§ Task goal: Give every line again exactly as it appears, please, but not the pictures.
↓
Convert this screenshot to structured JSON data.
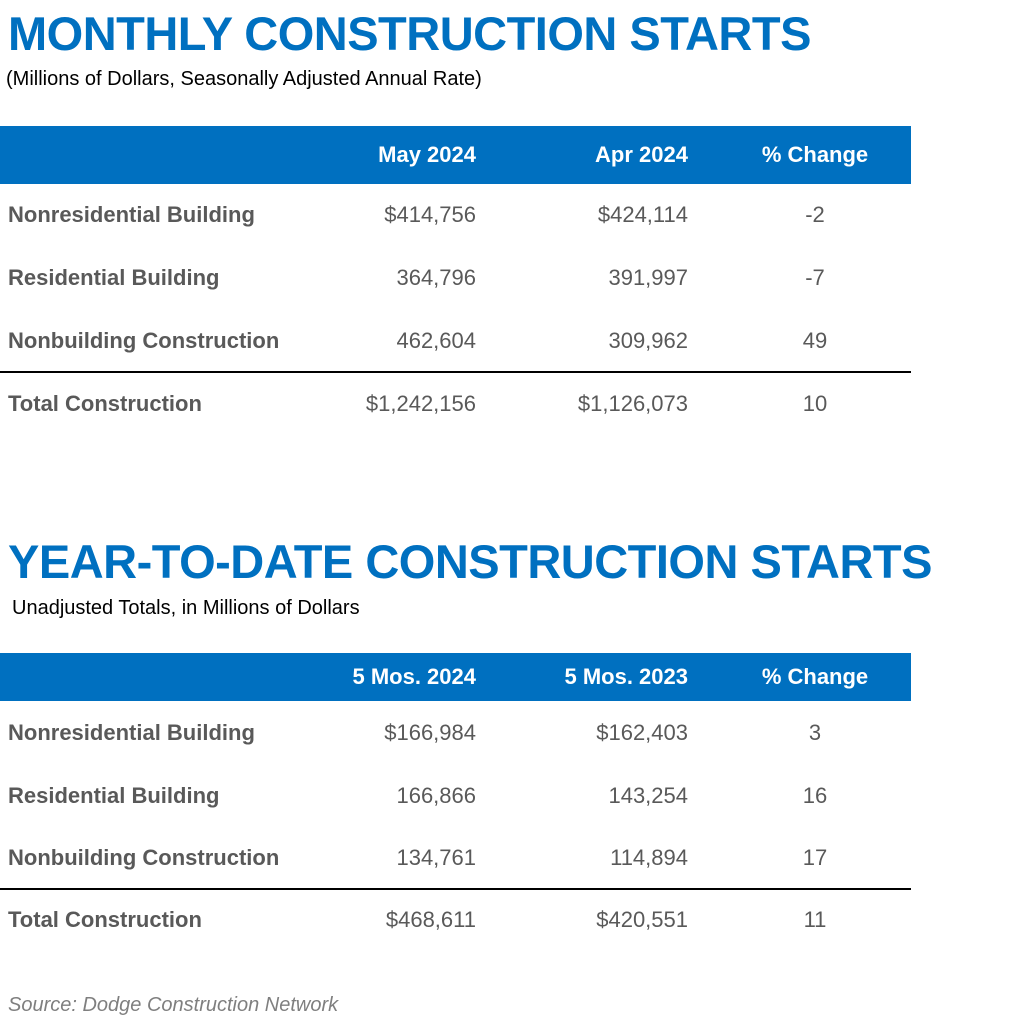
{
  "sections": [
    {
      "title": "MONTHLY CONSTRUCTION STARTS",
      "subtitle": "(Millions of Dollars, Seasonally Adjusted Annual Rate)",
      "columns": [
        "May 2024",
        "Apr 2024",
        "% Change"
      ],
      "rows": [
        {
          "label": "Nonresidential Building",
          "values": [
            "$414,756",
            "$424,114",
            "-2"
          ]
        },
        {
          "label": "Residential Building",
          "values": [
            "364,796",
            "391,997",
            "-7"
          ]
        },
        {
          "label": "Nonbuilding Construction",
          "values": [
            "462,604",
            "309,962",
            "49"
          ]
        },
        {
          "label": "Total Construction",
          "values": [
            "$1,242,156",
            "$1,126,073",
            "10"
          ]
        }
      ]
    },
    {
      "title": "YEAR-TO-DATE CONSTRUCTION STARTS",
      "subtitle": "Unadjusted Totals, in Millions of Dollars",
      "columns": [
        "5 Mos. 2024",
        "5 Mos. 2023",
        "% Change"
      ],
      "rows": [
        {
          "label": "Nonresidential Building",
          "values": [
            "$166,984",
            "$162,403",
            "3"
          ]
        },
        {
          "label": "Residential Building",
          "values": [
            "166,866",
            "143,254",
            "16"
          ]
        },
        {
          "label": "Nonbuilding Construction",
          "values": [
            "134,761",
            "114,894",
            "17"
          ]
        },
        {
          "label": "Total Construction",
          "values": [
            "$468,611",
            "$420,551",
            "11"
          ]
        }
      ]
    }
  ],
  "source": "Source: Dodge Construction Network"
}
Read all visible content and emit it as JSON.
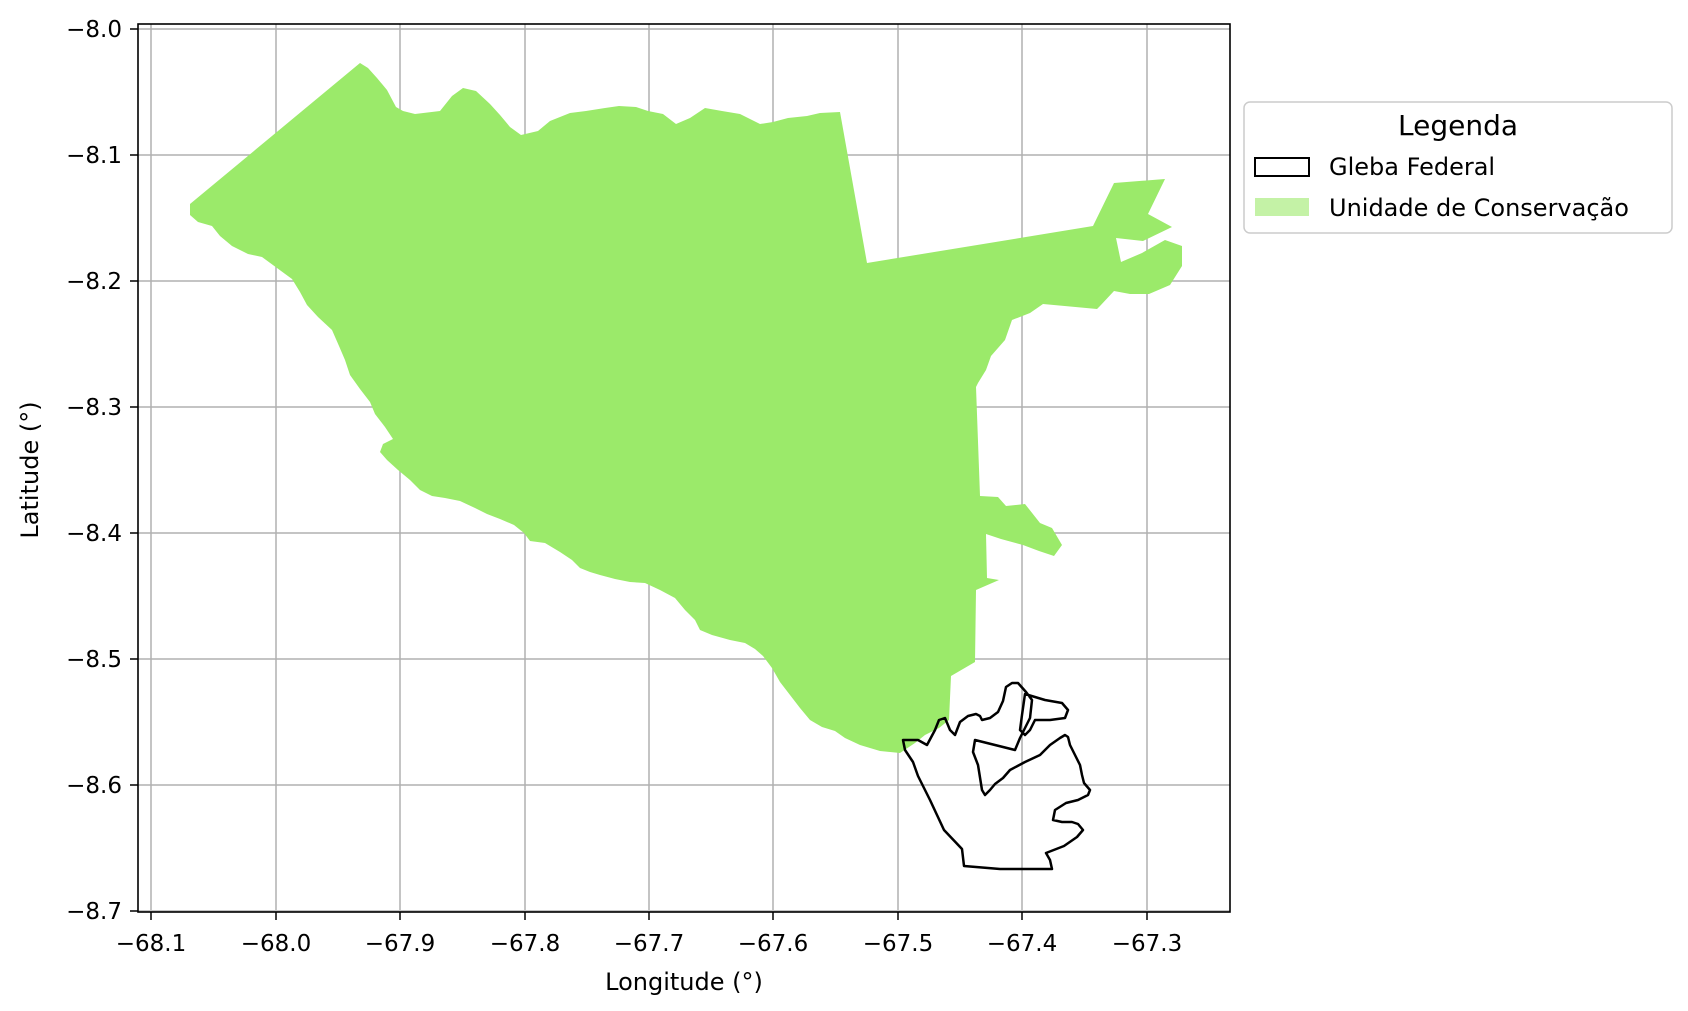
{
  "map": {
    "xlabel": "Longitude (°)",
    "ylabel": "Latitude (°)",
    "x_ticks": [
      "−68.1",
      "−68.0",
      "−67.9",
      "−67.8",
      "−67.7",
      "−67.6",
      "−67.5",
      "−67.4",
      "−67.3"
    ],
    "y_ticks": [
      "−8.0",
      "−8.1",
      "−8.2",
      "−8.3",
      "−8.4",
      "−8.5",
      "−8.6",
      "−8.7"
    ],
    "xlim": [
      -68.11,
      -67.23
    ],
    "ylim": [
      -8.702,
      -7.998
    ],
    "grid": true,
    "legend": {
      "title": "Legenda",
      "placement": "outside-upper-right",
      "items": [
        {
          "label": "Gleba Federal",
          "color": "#000000",
          "style": "outline"
        },
        {
          "label": "Unidade de Conservação",
          "color": "#9bea6a",
          "style": "filled"
        }
      ]
    },
    "colors": {
      "conservation_unit_fill": "#9bea6a",
      "gleba_outline": "#000000",
      "grid": "#b0b0b0"
    }
  }
}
↑
§ Exercise solution:
Convert this screenshot to structured JSON data.
{
  "sections": [
    {
      "title": "MONTHLY CONSTRUCTION STARTS",
      "subtitle": "(Millions of Dollars, Seasonally Adjusted Annual Rate)",
      "columns": [
        "May 2024",
        "Apr 2024",
        "% Change"
      ],
      "rows": [
        {
          "label": "Nonresidential Building",
          "values": [
            "$414,756",
            "$424,114",
            "-2"
          ]
        },
        {
          "label": "Residential Building",
          "values": [
            "364,796",
            "391,997",
            "-7"
          ]
        },
        {
          "label": "Nonbuilding Construction",
          "values": [
            "462,604",
            "309,962",
            "49"
          ]
        },
        {
          "label": "Total Construction",
          "values": [
            "$1,242,156",
            "$1,126,073",
            "10"
          ]
        }
      ]
    },
    {
      "title": "YEAR-TO-DATE CONSTRUCTION STARTS",
      "subtitle": "Unadjusted Totals, in Millions of Dollars",
      "columns": [
        "5 Mos. 2024",
        "5 Mos. 2023",
        "% Change"
      ],
      "rows": [
        {
          "label": "Nonresidential Building",
          "values": [
            "$166,984",
            "$162,403",
            "3"
          ]
        },
        {
          "label": "Residential Building",
          "values": [
            "166,866",
            "143,254",
            "16"
          ]
        },
        {
          "label": "Nonbuilding Construction",
          "values": [
            "134,761",
            "114,894",
            "17"
          ]
        },
        {
          "label": "Total Construction",
          "values": [
            "$468,611",
            "$420,551",
            "11"
          ]
        }
      ]
    }
  ],
  "source": "Source: Dodge Construction Network"
}
Read all visible content and emit it as JSON.
{
  "map": {
    "xlabel": "Longitude (°)",
    "ylabel": "Latitude (°)",
    "x_ticks": [
      "−68.1",
      "−68.0",
      "−67.9",
      "−67.8",
      "−67.7",
      "−67.6",
      "−67.5",
      "−67.4",
      "−67.3"
    ],
    "y_ticks": [
      "−8.0",
      "−8.1",
      "−8.2",
      "−8.3",
      "−8.4",
      "−8.5",
      "−8.6",
      "−8.7"
    ],
    "xlim": [
      -68.11,
      -67.23
    ],
    "ylim": [
      -8.702,
      -7.998
    ],
    "grid": true,
    "legend": {
      "title": "Legenda",
      "placement": "outside-upper-right",
      "items": [
        {
          "label": "Gleba Federal",
          "color": "#000000",
          "style": "outline"
        },
        {
          "label": "Unidade de Conservação",
          "color": "#9bea6a",
          "style": "filled"
        }
      ]
    },
    "colors": {
      "conservation_unit_fill": "#9bea6a",
      "gleba_outline": "#000000",
      "grid": "#b0b0b0"
    }
  }
}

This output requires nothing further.